— Task directions —
Repeat the listing in full, word for word.

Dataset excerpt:
____
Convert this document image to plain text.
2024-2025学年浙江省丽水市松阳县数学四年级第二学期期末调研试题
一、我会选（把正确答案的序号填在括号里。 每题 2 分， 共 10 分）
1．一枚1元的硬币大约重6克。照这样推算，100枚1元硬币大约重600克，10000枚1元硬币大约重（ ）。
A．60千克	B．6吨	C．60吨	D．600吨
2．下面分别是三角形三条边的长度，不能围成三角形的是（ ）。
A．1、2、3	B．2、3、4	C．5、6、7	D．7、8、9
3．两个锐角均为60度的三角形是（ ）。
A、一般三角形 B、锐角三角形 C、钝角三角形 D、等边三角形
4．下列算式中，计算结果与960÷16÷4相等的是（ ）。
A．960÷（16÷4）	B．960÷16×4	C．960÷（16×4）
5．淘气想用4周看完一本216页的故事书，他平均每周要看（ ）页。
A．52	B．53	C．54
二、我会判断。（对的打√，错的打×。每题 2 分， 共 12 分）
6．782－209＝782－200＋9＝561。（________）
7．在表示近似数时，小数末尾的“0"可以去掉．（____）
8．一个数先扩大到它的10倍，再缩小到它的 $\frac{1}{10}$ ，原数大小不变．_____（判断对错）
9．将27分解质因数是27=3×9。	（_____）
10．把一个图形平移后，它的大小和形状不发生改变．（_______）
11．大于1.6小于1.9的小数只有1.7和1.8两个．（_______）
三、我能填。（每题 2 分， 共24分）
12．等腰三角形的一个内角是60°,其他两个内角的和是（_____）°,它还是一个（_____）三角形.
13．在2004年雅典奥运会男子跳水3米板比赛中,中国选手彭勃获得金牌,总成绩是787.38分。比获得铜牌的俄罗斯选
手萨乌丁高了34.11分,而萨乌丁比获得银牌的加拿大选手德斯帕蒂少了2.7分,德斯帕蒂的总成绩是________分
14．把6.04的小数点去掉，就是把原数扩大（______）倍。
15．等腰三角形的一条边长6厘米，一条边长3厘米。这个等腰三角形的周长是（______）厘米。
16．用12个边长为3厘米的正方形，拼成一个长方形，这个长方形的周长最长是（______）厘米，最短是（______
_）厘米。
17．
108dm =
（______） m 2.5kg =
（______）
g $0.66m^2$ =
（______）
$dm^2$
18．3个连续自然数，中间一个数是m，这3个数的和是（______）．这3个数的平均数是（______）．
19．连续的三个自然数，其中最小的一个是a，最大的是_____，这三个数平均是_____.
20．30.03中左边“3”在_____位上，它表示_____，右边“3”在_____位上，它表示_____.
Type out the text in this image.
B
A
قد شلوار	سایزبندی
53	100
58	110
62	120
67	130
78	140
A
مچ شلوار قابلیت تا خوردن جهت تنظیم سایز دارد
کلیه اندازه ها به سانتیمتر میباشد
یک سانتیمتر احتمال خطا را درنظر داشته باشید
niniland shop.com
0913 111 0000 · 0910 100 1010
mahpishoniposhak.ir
____
— Full solution —
Convert this document image to plain text.
2024-2025学年浙江省丽水市松阳县数学四年级第二学期期末调研试题
一、我会选（把正确答案的序号填在括号里。 每题 2 分， 共 10 分）
1．一枚1元的硬币大约重6克。照这样推算，100枚1元硬币大约重600克，10000枚1元硬币大约重（ ）。
A．60千克	B．6吨	C．60吨	D．600吨
2．下面分别是三角形三条边的长度，不能围成三角形的是（ ）。
A．1、2、3	B．2、3、4	C．5、6、7	D．7、8、9
3．两个锐角均为60度的三角形是（ ）。
A、一般三角形 B、锐角三角形 C、钝角三角形 D、等边三角形
4．下列算式中，计算结果与960÷16÷4相等的是（ ）。
A．960÷（16÷4）	B．960÷16×4	C．960÷（16×4）
5．淘气想用4周看完一本216页的故事书，他平均每周要看（ ）页。
A．52	B．53	C．54
二、我会判断。（对的打√，错的打×。每题 2 分， 共 12 分）
6．782－209＝782－200＋9＝561。（________）
7．在表示近似数时，小数末尾的“0"可以去掉．（____）
8．一个数先扩大到它的10倍，再缩小到它的 $\frac{1}{10}$ ，原数大小不变．_____（判断对错）
9．将27分解质因数是27=3×9。	（_____）
10．把一个图形平移后，它的大小和形状不发生改变．（_______）
11．大于1.6小于1.9的小数只有1.7和1.8两个．（_______）
三、我能填。（每题 2 分， 共24分）
12．等腰三角形的一个内角是60°,其他两个内角的和是（_____）°,它还是一个（_____）三角形.
13．在2004年雅典奥运会男子跳水3米板比赛中,中国选手彭勃获得金牌,总成绩是787.38分。比获得铜牌的俄罗斯选
手萨乌丁高了34.11分,而萨乌丁比获得银牌的加拿大选手德斯帕蒂少了2.7分,德斯帕蒂的总成绩是________分
14．把6.04的小数点去掉，就是把原数扩大（______）倍。
15．等腰三角形的一条边长6厘米，一条边长3厘米。这个等腰三角形的周长是（______）厘米。
16．用12个边长为3厘米的正方形，拼成一个长方形，这个长方形的周长最长是（______）厘米，最短是（______
_）厘米。
17．
108dm =
（______） m 2.5kg =
（______）
g $0.66m^2$ =
（______）
$dm^2$
18．3个连续自然数，中间一个数是m，这3个数的和是（______）．这3个数的平均数是（______）．
19．连续的三个自然数，其中最小的一个是a，最大的是_____，这三个数平均是_____.
20．30.03中左边“3”在_____位上，它表示_____，右边“3”在_____位上，它表示_____.
Type out the text in this image.
B
A
قد شلوار	سایزبندی
53	100
58	110
62	120
67	130
78	140
A
مچ شلوار قابلیت تا خوردن جهت تنظیم سایز دارد
کلیه اندازه ها به سانتیمتر میباشد
یک سانتیمتر احتمال خطا را درنظر داشته باشید
niniland shop.com
0913 111 0000 · 0910 100 1010
mahpishoniposhak.ir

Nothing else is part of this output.